[Stored records]

╔══

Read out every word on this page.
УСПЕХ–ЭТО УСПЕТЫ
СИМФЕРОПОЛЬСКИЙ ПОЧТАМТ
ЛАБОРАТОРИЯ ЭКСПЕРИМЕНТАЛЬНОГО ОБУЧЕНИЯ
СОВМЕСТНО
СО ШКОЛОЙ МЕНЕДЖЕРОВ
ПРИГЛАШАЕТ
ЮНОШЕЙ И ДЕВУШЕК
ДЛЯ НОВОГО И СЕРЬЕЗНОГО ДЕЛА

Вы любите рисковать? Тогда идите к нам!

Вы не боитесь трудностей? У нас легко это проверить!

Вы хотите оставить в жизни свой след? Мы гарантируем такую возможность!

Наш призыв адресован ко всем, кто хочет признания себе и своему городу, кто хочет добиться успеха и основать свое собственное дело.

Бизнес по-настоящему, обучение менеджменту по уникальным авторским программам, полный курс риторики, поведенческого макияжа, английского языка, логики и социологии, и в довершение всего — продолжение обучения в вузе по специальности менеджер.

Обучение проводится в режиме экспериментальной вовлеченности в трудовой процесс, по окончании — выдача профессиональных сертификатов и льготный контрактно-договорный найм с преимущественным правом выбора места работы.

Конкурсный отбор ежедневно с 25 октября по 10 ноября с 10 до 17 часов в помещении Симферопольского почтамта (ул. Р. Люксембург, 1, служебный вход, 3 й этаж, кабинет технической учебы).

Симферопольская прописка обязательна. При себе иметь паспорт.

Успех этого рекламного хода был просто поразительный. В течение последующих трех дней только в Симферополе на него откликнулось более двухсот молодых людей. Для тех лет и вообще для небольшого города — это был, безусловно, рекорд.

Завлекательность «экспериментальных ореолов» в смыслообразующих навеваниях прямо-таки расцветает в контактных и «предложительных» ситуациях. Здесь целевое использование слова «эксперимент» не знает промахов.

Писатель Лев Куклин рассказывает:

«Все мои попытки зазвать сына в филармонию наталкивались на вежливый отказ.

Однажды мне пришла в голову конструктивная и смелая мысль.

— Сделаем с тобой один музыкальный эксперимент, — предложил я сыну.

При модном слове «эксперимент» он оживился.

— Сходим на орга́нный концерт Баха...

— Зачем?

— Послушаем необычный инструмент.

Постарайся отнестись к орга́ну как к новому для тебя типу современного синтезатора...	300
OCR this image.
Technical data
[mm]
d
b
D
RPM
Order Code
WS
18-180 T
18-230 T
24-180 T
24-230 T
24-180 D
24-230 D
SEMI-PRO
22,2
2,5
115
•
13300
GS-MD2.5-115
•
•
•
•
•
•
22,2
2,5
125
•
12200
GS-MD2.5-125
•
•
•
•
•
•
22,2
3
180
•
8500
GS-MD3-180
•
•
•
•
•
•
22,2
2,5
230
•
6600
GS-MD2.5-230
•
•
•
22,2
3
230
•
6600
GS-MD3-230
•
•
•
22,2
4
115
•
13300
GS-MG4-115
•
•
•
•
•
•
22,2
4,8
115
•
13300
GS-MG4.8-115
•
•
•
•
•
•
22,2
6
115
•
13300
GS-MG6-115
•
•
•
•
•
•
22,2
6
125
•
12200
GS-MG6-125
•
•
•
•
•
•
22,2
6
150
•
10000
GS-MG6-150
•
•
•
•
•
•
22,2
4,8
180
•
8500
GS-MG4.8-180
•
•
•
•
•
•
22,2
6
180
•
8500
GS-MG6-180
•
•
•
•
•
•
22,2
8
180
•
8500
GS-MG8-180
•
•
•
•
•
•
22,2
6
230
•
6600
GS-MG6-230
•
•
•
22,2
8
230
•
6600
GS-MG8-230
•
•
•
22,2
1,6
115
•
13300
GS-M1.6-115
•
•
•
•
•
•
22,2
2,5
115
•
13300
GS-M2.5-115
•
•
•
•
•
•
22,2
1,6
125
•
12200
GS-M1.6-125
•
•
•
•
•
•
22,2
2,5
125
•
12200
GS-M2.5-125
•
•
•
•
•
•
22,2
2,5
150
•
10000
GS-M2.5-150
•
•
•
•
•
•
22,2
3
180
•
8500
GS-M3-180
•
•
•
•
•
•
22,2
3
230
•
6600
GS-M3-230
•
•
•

╚══

# Aim
List all lines holding the string "себе".

# Task answer
Наш призыв адресован ко всем, кто хочет признания себе и своему городу, кто хочет добиться успеха и основать свое собственное дело.
Симферопольская прописка обязательна. При себе иметь паспорт.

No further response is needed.